Type out every line below exactly as it reads.

>> begin RECORDED INFORMATION

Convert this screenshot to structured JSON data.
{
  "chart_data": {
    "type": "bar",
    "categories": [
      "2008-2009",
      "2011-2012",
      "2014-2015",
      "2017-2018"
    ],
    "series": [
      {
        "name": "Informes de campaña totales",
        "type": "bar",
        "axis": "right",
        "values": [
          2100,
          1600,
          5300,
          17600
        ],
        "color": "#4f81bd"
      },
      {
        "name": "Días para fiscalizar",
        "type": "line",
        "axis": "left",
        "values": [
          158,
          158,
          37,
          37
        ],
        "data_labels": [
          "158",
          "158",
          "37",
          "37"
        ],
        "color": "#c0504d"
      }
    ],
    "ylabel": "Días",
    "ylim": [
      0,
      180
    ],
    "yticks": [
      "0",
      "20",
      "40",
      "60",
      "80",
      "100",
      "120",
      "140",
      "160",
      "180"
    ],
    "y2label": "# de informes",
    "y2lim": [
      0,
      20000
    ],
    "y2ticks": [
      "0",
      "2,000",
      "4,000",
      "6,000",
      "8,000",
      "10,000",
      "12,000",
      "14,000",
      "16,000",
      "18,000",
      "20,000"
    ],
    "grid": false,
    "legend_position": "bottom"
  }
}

>> end RECORDED INFORMATION

**COMPLETED EXERCISE**
Convert this screenshot to structured JSON data.
{
  "chart_data": {
    "type": "bar",
    "categories": [
      "2008-2009",
      "2011-2012",
      "2014-2015",
      "2017-2018"
    ],
    "series": [
      {
        "name": "Informes de campaña totales",
        "type": "bar",
        "axis": "right",
        "values": [
          2100,
          1600,
          5300,
          17600
        ],
        "color": "#4f81bd"
      },
      {
        "name": "Días para fiscalizar",
        "type": "line",
        "axis": "left",
        "values": [
          158,
          158,
          37,
          37
        ],
        "data_labels": [
          "158",
          "158",
          "37",
          "37"
        ],
        "color": "#c0504d"
      }
    ],
    "ylabel": "Días",
    "ylim": [
      0,
      180
    ],
    "yticks": [
      "0",
      "20",
      "40",
      "60",
      "80",
      "100",
      "120",
      "140",
      "160",
      "180"
    ],
    "y2label": "# de informes",
    "y2lim": [
      0,
      20000
    ],
    "y2ticks": [
      "0",
      "2,000",
      "4,000",
      "6,000",
      "8,000",
      "10,000",
      "12,000",
      "14,000",
      "16,000",
      "18,000",
      "20,000"
    ],
    "grid": false,
    "legend_position": "bottom"
  }
}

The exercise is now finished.